<<<<

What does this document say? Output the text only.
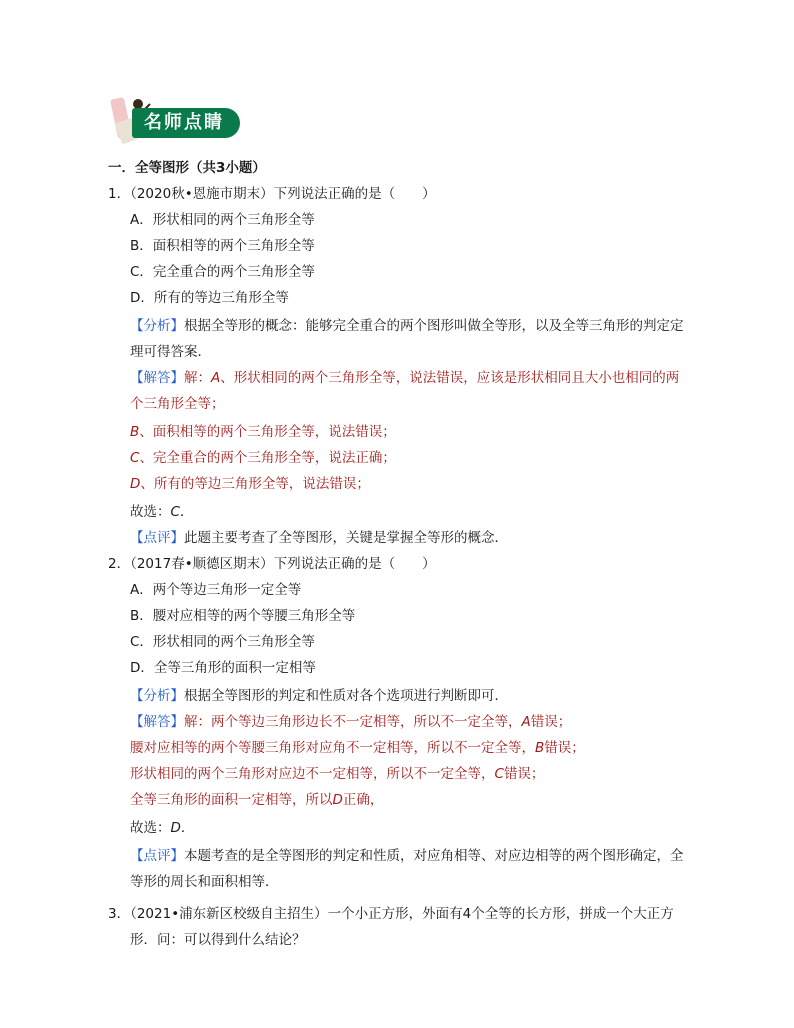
名师点睛
一．全等图形（共3小题）
1．（2020秋•恩施市期末）下列说法正确的是（　　）
A．形状相同的两个三角形全等
B．面积相等的两个三角形全等
C．完全重合的两个三角形全等
D．所有的等边三角形全等
【分析】根据全等形的概念：能够完全重合的两个图形叫做全等形，以及全等三角形的判定定
理可得答案．
【解答】解：A、形状相同的两个三角形全等，说法错误，应该是形状相同且大小也相同的两
个三角形全等；
B、面积相等的两个三角形全等，说法错误；
C、完全重合的两个三角形全等，说法正确；
D、所有的等边三角形全等，说法错误；
故选：C．
【点评】此题主要考查了全等图形，关键是掌握全等形的概念．
2．（2017春•顺德区期末）下列说法正确的是（　　）
A．两个等边三角形一定全等
B．腰对应相等的两个等腰三角形全等
C．形状相同的两个三角形全等
D．全等三角形的面积一定相等
【分析】根据全等图形的判定和性质对各个选项进行判断即可．
【解答】解：两个等边三角形边长不一定相等，所以不一定全等，A错误；
腰对应相等的两个等腰三角形对应角不一定相等，所以不一定全等，B错误；
形状相同的两个三角形对应边不一定相等，所以不一定全等，C错误；
全等三角形的面积一定相等，所以D正确，
故选：D．
【点评】本题考查的是全等图形的判定和性质，对应角相等、对应边相等的两个图形确定，全
等形的周长和面积相等．
3．（2021•浦东新区校级自主招生）一个小正方形，外面有4个全等的长方形，拼成一个大正方
形．问：可以得到什么结论？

>>>>

* [Job] Without the pictures, write out all of the material exactly.

* [Reply to the task]
What does this document say? Output the text only.
名师点睛
一．全等图形（共3小题）
1．（2020秋•恩施市期末）下列说法正确的是（　　）
A．形状相同的两个三角形全等
B．面积相等的两个三角形全等
C．完全重合的两个三角形全等
D．所有的等边三角形全等
【分析】根据全等形的概念：能够完全重合的两个图形叫做全等形，以及全等三角形的判定定
理可得答案．
【解答】解：A、形状相同的两个三角形全等，说法错误，应该是形状相同且大小也相同的两
个三角形全等；
B、面积相等的两个三角形全等，说法错误；
C、完全重合的两个三角形全等，说法正确；
D、所有的等边三角形全等，说法错误；
故选：C．
【点评】此题主要考查了全等图形，关键是掌握全等形的概念．
2．（2017春•顺德区期末）下列说法正确的是（　　）
A．两个等边三角形一定全等
B．腰对应相等的两个等腰三角形全等
C．形状相同的两个三角形全等
D．全等三角形的面积一定相等
【分析】根据全等图形的判定和性质对各个选项进行判断即可．
【解答】解：两个等边三角形边长不一定相等，所以不一定全等，A错误；
腰对应相等的两个等腰三角形对应角不一定相等，所以不一定全等，B错误；
形状相同的两个三角形对应边不一定相等，所以不一定全等，C错误；
全等三角形的面积一定相等，所以D正确，
故选：D．
【点评】本题考查的是全等图形的判定和性质，对应角相等、对应边相等的两个图形确定，全
等形的周长和面积相等．
3．（2021•浦东新区校级自主招生）一个小正方形，外面有4个全等的长方形，拼成一个大正方
形．问：可以得到什么结论？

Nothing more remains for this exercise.